Render the following material again verbatim, leaving nothing out.

Begin THE INPUT

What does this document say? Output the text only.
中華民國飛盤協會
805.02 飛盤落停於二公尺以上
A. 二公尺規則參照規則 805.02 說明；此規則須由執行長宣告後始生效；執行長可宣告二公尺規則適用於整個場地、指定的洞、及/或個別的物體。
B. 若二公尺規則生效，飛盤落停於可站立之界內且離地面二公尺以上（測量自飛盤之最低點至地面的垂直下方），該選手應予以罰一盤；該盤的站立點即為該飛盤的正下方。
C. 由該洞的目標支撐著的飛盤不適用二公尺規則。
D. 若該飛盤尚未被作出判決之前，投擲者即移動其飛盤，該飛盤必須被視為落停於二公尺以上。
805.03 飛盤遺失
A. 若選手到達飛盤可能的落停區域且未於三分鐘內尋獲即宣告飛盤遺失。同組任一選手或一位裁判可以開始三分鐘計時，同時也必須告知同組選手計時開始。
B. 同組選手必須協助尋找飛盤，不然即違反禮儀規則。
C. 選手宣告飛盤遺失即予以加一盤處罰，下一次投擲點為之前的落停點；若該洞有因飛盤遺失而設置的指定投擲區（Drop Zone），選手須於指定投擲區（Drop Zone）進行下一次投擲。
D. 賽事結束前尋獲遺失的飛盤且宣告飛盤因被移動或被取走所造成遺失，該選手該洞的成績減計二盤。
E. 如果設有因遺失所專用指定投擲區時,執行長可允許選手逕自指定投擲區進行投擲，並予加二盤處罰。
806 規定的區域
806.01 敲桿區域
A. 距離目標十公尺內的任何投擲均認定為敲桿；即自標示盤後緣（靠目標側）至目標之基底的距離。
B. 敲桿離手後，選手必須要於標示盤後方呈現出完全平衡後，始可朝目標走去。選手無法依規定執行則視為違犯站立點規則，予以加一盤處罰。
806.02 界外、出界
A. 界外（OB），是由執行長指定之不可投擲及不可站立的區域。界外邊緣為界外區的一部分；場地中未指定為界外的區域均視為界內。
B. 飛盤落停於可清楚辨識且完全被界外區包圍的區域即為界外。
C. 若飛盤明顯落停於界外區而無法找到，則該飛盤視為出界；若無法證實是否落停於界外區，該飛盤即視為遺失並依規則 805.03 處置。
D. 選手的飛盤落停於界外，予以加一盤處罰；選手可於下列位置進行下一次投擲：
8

End THE INPUT

[EXERCISE RESPONSE]
What does this document say? Output the text only.
中華民國飛盤協會
805.02 飛盤落停於二公尺以上
A. 二公尺規則參照規則 805.02 說明；此規則須由執行長宣告後始生效；執行長可宣告二公尺規則適用於整個場地、指定的洞、及/或個別的物體。
B. 若二公尺規則生效，飛盤落停於可站立之界內且離地面二公尺以上（測量自飛盤之最低點至地面的垂直下方），該選手應予以罰一盤；該盤的站立點即為該飛盤的正下方。
C. 由該洞的目標支撐著的飛盤不適用二公尺規則。
D. 若該飛盤尚未被作出判決之前，投擲者即移動其飛盤，該飛盤必須被視為落停於二公尺以上。
805.03 飛盤遺失
A. 若選手到達飛盤可能的落停區域且未於三分鐘內尋獲即宣告飛盤遺失。同組任一選手或一位裁判可以開始三分鐘計時，同時也必須告知同組選手計時開始。
B. 同組選手必須協助尋找飛盤，不然即違反禮儀規則。
C. 選手宣告飛盤遺失即予以加一盤處罰，下一次投擲點為之前的落停點；若該洞有因飛盤遺失而設置的指定投擲區（Drop Zone），選手須於指定投擲區（Drop Zone）進行下一次投擲。
D. 賽事結束前尋獲遺失的飛盤且宣告飛盤因被移動或被取走所造成遺失，該選手該洞的成績減計二盤。
E. 如果設有因遺失所專用指定投擲區時,執行長可允許選手逕自指定投擲區進行投擲，並予加二盤處罰。
806 規定的區域
806.01 敲桿區域
A. 距離目標十公尺內的任何投擲均認定為敲桿；即自標示盤後緣（靠目標側）至目標之基底的距離。
B. 敲桿離手後，選手必須要於標示盤後方呈現出完全平衡後，始可朝目標走去。選手無法依規定執行則視為違犯站立點規則，予以加一盤處罰。
806.02 界外、出界
A. 界外（OB），是由執行長指定之不可投擲及不可站立的區域。界外邊緣為界外區的一部分；場地中未指定為界外的區域均視為界內。
B. 飛盤落停於可清楚辨識且完全被界外區包圍的區域即為界外。
C. 若飛盤明顯落停於界外區而無法找到，則該飛盤視為出界；若無法證實是否落停於界外區，該飛盤即視為遺失並依規則 805.03 處置。
D. 選手的飛盤落停於界外，予以加一盤處罰；選手可於下列位置進行下一次投擲：
8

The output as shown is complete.